Data for this exercise:

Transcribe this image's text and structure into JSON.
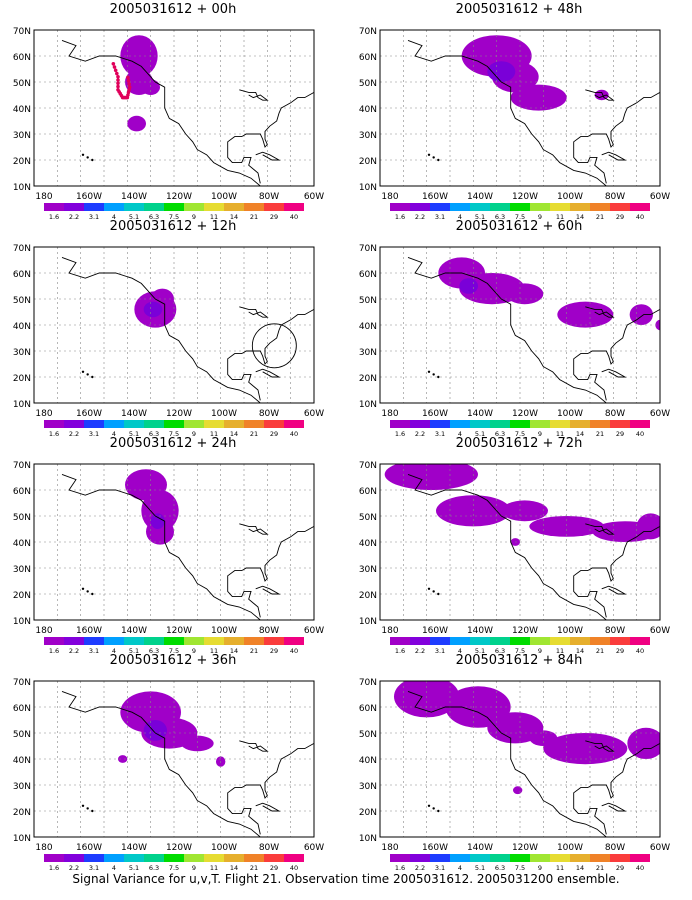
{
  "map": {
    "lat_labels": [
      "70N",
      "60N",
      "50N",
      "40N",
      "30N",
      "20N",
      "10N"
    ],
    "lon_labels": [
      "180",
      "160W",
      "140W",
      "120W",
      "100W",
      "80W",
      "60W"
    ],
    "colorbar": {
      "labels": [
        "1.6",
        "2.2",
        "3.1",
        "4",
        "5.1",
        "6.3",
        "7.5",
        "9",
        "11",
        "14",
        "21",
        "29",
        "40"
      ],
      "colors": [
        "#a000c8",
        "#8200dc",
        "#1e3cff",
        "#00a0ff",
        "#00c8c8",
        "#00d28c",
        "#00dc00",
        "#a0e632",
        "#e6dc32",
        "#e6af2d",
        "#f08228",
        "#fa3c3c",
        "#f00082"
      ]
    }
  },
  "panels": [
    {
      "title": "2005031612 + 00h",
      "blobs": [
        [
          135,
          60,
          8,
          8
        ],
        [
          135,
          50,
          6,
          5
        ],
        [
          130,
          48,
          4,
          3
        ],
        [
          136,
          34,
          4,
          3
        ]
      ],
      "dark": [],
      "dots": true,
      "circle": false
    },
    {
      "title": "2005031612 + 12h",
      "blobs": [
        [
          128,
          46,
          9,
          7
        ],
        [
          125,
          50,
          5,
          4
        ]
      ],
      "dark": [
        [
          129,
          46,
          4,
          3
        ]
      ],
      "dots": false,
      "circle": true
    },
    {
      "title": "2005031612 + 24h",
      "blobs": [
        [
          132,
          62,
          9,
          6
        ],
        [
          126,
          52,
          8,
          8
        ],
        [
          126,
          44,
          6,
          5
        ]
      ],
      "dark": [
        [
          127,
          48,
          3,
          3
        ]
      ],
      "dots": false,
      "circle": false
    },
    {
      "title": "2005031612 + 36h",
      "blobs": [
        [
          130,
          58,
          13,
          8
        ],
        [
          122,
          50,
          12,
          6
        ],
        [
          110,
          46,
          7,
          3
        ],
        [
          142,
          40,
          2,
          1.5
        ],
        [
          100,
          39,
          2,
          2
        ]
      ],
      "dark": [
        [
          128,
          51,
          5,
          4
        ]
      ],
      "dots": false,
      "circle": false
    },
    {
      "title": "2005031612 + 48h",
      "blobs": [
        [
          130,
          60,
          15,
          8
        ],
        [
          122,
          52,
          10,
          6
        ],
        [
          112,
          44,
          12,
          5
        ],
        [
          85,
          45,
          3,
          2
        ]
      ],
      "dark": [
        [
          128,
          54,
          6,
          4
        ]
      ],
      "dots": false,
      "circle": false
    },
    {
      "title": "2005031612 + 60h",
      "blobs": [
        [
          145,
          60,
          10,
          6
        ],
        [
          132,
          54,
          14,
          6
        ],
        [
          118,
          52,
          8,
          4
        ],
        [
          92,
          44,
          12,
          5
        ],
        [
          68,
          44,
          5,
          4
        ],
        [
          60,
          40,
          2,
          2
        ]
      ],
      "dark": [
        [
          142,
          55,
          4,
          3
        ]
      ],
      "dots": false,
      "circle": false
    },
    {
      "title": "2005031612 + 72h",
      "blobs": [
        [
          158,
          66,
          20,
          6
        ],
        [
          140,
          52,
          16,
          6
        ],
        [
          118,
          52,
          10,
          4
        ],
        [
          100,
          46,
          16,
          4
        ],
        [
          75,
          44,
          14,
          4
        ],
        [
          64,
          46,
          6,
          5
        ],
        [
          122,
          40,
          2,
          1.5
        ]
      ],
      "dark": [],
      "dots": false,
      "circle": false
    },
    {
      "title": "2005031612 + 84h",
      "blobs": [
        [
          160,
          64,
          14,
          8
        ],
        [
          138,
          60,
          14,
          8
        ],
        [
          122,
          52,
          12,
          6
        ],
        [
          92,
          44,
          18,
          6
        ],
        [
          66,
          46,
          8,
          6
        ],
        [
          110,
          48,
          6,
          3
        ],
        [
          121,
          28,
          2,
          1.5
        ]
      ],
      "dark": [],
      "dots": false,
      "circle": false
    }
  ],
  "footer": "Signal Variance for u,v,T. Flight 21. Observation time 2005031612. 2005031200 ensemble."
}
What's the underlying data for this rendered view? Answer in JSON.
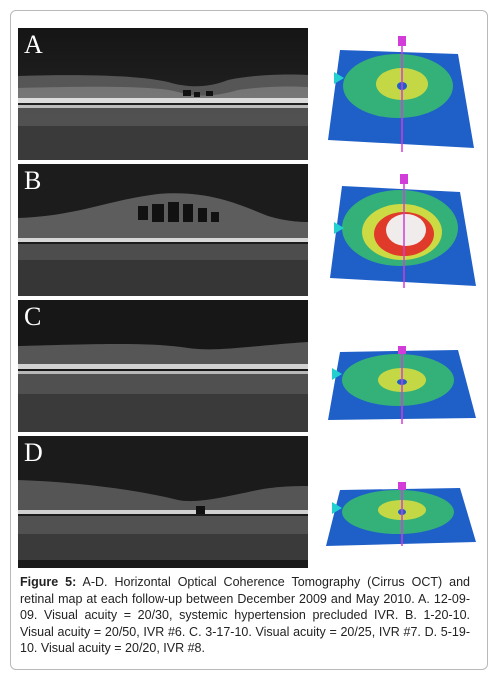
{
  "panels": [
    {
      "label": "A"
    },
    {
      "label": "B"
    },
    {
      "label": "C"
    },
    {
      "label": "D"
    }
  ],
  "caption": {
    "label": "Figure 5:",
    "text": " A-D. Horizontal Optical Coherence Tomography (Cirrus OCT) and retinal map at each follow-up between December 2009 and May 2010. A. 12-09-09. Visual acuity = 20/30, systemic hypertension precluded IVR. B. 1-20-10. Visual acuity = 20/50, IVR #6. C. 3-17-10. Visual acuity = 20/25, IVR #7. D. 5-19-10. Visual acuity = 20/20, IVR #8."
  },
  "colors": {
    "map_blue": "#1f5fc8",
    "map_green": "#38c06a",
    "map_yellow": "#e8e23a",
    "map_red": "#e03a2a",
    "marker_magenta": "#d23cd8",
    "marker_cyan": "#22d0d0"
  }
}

Work to be completed: In the copy, include all records verbatim but no images.

Solution to the exercise:
Transcribe this image's text and structure into JSON.
{
  "map": {
    "lat_labels": [
      "70N",
      "60N",
      "50N",
      "40N",
      "30N",
      "20N",
      "10N"
    ],
    "lon_labels": [
      "180",
      "160W",
      "140W",
      "120W",
      "100W",
      "80W",
      "60W"
    ],
    "colorbar": {
      "labels": [
        "1.6",
        "2.2",
        "3.1",
        "4",
        "5.1",
        "6.3",
        "7.5",
        "9",
        "11",
        "14",
        "21",
        "29",
        "40"
      ],
      "colors": [
        "#a000c8",
        "#8200dc",
        "#1e3cff",
        "#00a0ff",
        "#00c8c8",
        "#00d28c",
        "#00dc00",
        "#a0e632",
        "#e6dc32",
        "#e6af2d",
        "#f08228",
        "#fa3c3c",
        "#f00082"
      ]
    }
  },
  "panels": [
    {
      "title": "2005031612 + 00h",
      "blobs": [
        [
          135,
          60,
          8,
          8
        ],
        [
          135,
          50,
          6,
          5
        ],
        [
          130,
          48,
          4,
          3
        ],
        [
          136,
          34,
          4,
          3
        ]
      ],
      "dark": [],
      "dots": true,
      "circle": false
    },
    {
      "title": "2005031612 + 12h",
      "blobs": [
        [
          128,
          46,
          9,
          7
        ],
        [
          125,
          50,
          5,
          4
        ]
      ],
      "dark": [
        [
          129,
          46,
          4,
          3
        ]
      ],
      "dots": false,
      "circle": true
    },
    {
      "title": "2005031612 + 24h",
      "blobs": [
        [
          132,
          62,
          9,
          6
        ],
        [
          126,
          52,
          8,
          8
        ],
        [
          126,
          44,
          6,
          5
        ]
      ],
      "dark": [
        [
          127,
          48,
          3,
          3
        ]
      ],
      "dots": false,
      "circle": false
    },
    {
      "title": "2005031612 + 36h",
      "blobs": [
        [
          130,
          58,
          13,
          8
        ],
        [
          122,
          50,
          12,
          6
        ],
        [
          110,
          46,
          7,
          3
        ],
        [
          142,
          40,
          2,
          1.5
        ],
        [
          100,
          39,
          2,
          2
        ]
      ],
      "dark": [
        [
          128,
          51,
          5,
          4
        ]
      ],
      "dots": false,
      "circle": false
    },
    {
      "title": "2005031612 + 48h",
      "blobs": [
        [
          130,
          60,
          15,
          8
        ],
        [
          122,
          52,
          10,
          6
        ],
        [
          112,
          44,
          12,
          5
        ],
        [
          85,
          45,
          3,
          2
        ]
      ],
      "dark": [
        [
          128,
          54,
          6,
          4
        ]
      ],
      "dots": false,
      "circle": false
    },
    {
      "title": "2005031612 + 60h",
      "blobs": [
        [
          145,
          60,
          10,
          6
        ],
        [
          132,
          54,
          14,
          6
        ],
        [
          118,
          52,
          8,
          4
        ],
        [
          92,
          44,
          12,
          5
        ],
        [
          68,
          44,
          5,
          4
        ],
        [
          60,
          40,
          2,
          2
        ]
      ],
      "dark": [
        [
          142,
          55,
          4,
          3
        ]
      ],
      "dots": false,
      "circle": false
    },
    {
      "title": "2005031612 + 72h",
      "blobs": [
        [
          158,
          66,
          20,
          6
        ],
        [
          140,
          52,
          16,
          6
        ],
        [
          118,
          52,
          10,
          4
        ],
        [
          100,
          46,
          16,
          4
        ],
        [
          75,
          44,
          14,
          4
        ],
        [
          64,
          46,
          6,
          5
        ],
        [
          122,
          40,
          2,
          1.5
        ]
      ],
      "dark": [],
      "dots": false,
      "circle": false
    },
    {
      "title": "2005031612 + 84h",
      "blobs": [
        [
          160,
          64,
          14,
          8
        ],
        [
          138,
          60,
          14,
          8
        ],
        [
          122,
          52,
          12,
          6
        ],
        [
          92,
          44,
          18,
          6
        ],
        [
          66,
          46,
          8,
          6
        ],
        [
          110,
          48,
          6,
          3
        ],
        [
          121,
          28,
          2,
          1.5
        ]
      ],
      "dark": [],
      "dots": false,
      "circle": false
    }
  ],
  "footer": "Signal Variance for u,v,T. Flight 21. Observation time 2005031612. 2005031200 ensemble."
}
What's the underlying data for this rendered view? Answer in JSON.
{
  "panels": [
    {
      "label": "A"
    },
    {
      "label": "B"
    },
    {
      "label": "C"
    },
    {
      "label": "D"
    }
  ],
  "caption": {
    "label": "Figure 5:",
    "text": " A-D. Horizontal Optical Coherence Tomography (Cirrus OCT) and retinal map at each follow-up between December 2009 and May 2010. A. 12-09-09. Visual acuity = 20/30, systemic hypertension precluded IVR. B. 1-20-10. Visual acuity = 20/50, IVR #6. C. 3-17-10. Visual acuity = 20/25, IVR #7. D. 5-19-10. Visual acuity = 20/20, IVR #8."
  },
  "colors": {
    "map_blue": "#1f5fc8",
    "map_green": "#38c06a",
    "map_yellow": "#e8e23a",
    "map_red": "#e03a2a",
    "marker_magenta": "#d23cd8",
    "marker_cyan": "#22d0d0"
  }
}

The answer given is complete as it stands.